__Stored data__.
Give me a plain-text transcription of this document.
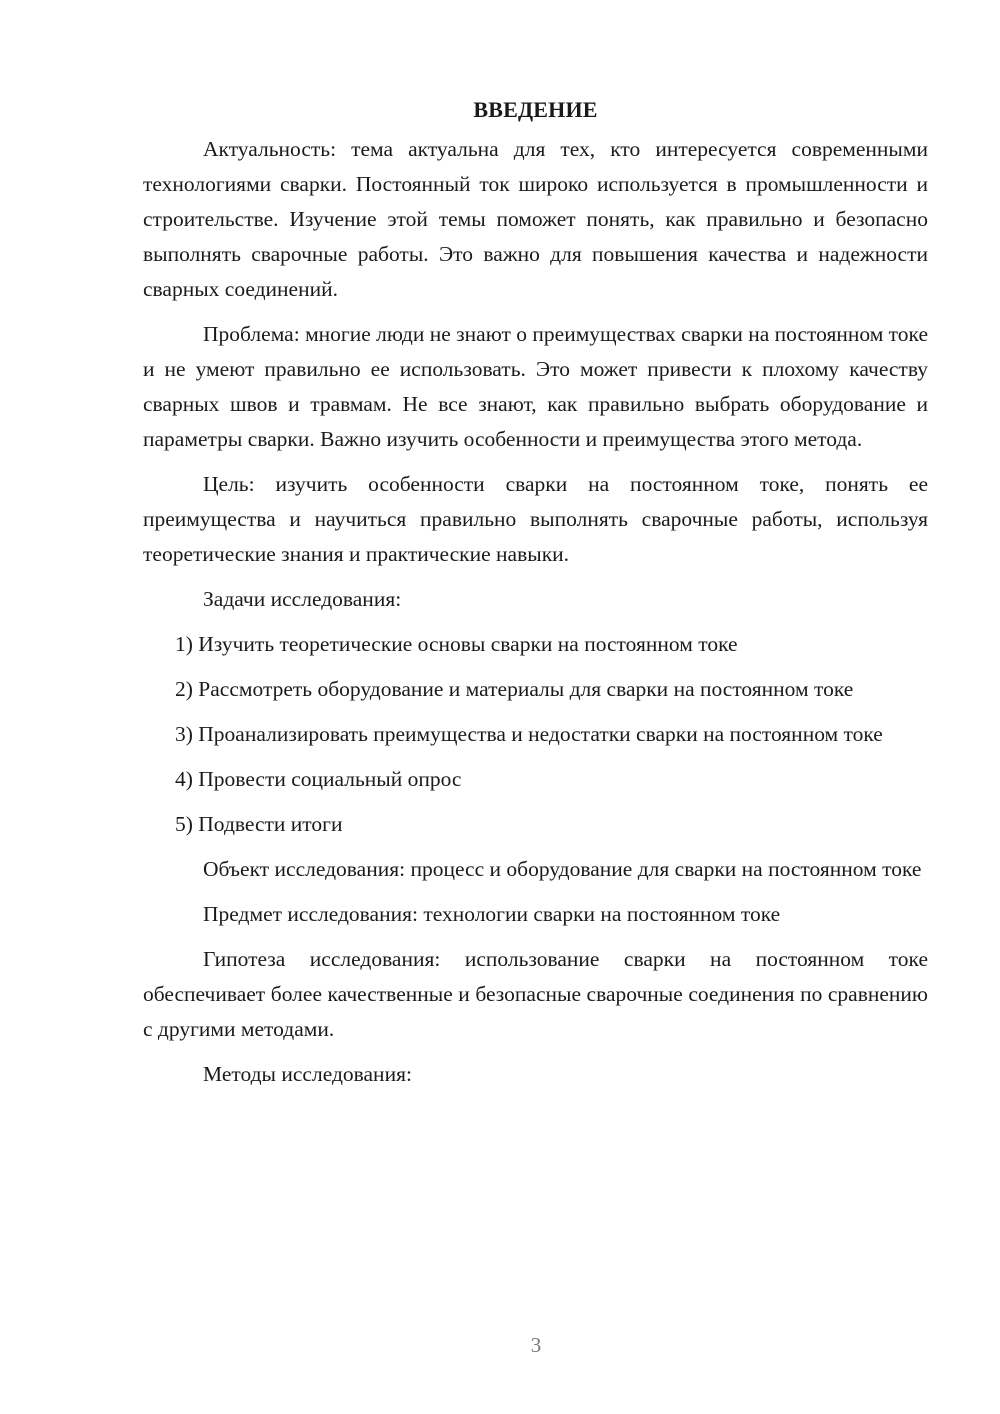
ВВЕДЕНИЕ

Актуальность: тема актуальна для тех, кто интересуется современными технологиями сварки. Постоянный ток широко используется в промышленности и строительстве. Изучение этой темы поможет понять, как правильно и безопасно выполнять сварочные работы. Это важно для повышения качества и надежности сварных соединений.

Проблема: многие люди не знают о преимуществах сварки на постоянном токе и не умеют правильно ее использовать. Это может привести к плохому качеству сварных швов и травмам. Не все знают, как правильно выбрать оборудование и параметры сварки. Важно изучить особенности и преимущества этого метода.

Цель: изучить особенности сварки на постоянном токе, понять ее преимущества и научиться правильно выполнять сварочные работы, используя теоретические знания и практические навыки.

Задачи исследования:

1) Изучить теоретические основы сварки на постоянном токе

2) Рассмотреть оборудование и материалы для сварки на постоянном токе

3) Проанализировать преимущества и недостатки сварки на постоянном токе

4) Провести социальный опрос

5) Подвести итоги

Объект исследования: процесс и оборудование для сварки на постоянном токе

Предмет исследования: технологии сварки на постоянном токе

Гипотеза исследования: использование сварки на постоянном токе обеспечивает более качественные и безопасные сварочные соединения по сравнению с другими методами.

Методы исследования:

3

---

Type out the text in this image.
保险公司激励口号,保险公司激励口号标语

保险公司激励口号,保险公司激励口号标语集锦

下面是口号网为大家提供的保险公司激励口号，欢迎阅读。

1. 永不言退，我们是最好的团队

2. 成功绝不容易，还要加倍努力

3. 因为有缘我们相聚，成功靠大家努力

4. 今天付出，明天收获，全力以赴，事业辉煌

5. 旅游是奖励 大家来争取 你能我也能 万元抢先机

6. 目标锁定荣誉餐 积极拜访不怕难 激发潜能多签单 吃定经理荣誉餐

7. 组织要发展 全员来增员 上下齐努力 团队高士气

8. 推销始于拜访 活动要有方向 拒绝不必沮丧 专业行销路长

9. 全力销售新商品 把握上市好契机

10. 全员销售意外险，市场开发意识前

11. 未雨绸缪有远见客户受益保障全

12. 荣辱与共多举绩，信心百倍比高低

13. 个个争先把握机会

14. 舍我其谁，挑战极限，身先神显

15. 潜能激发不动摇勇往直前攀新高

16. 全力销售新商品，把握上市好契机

__Objective__.
Exactly how many lines of the listing above contain the string "text"? Give no more than the number.

__Reply__.
2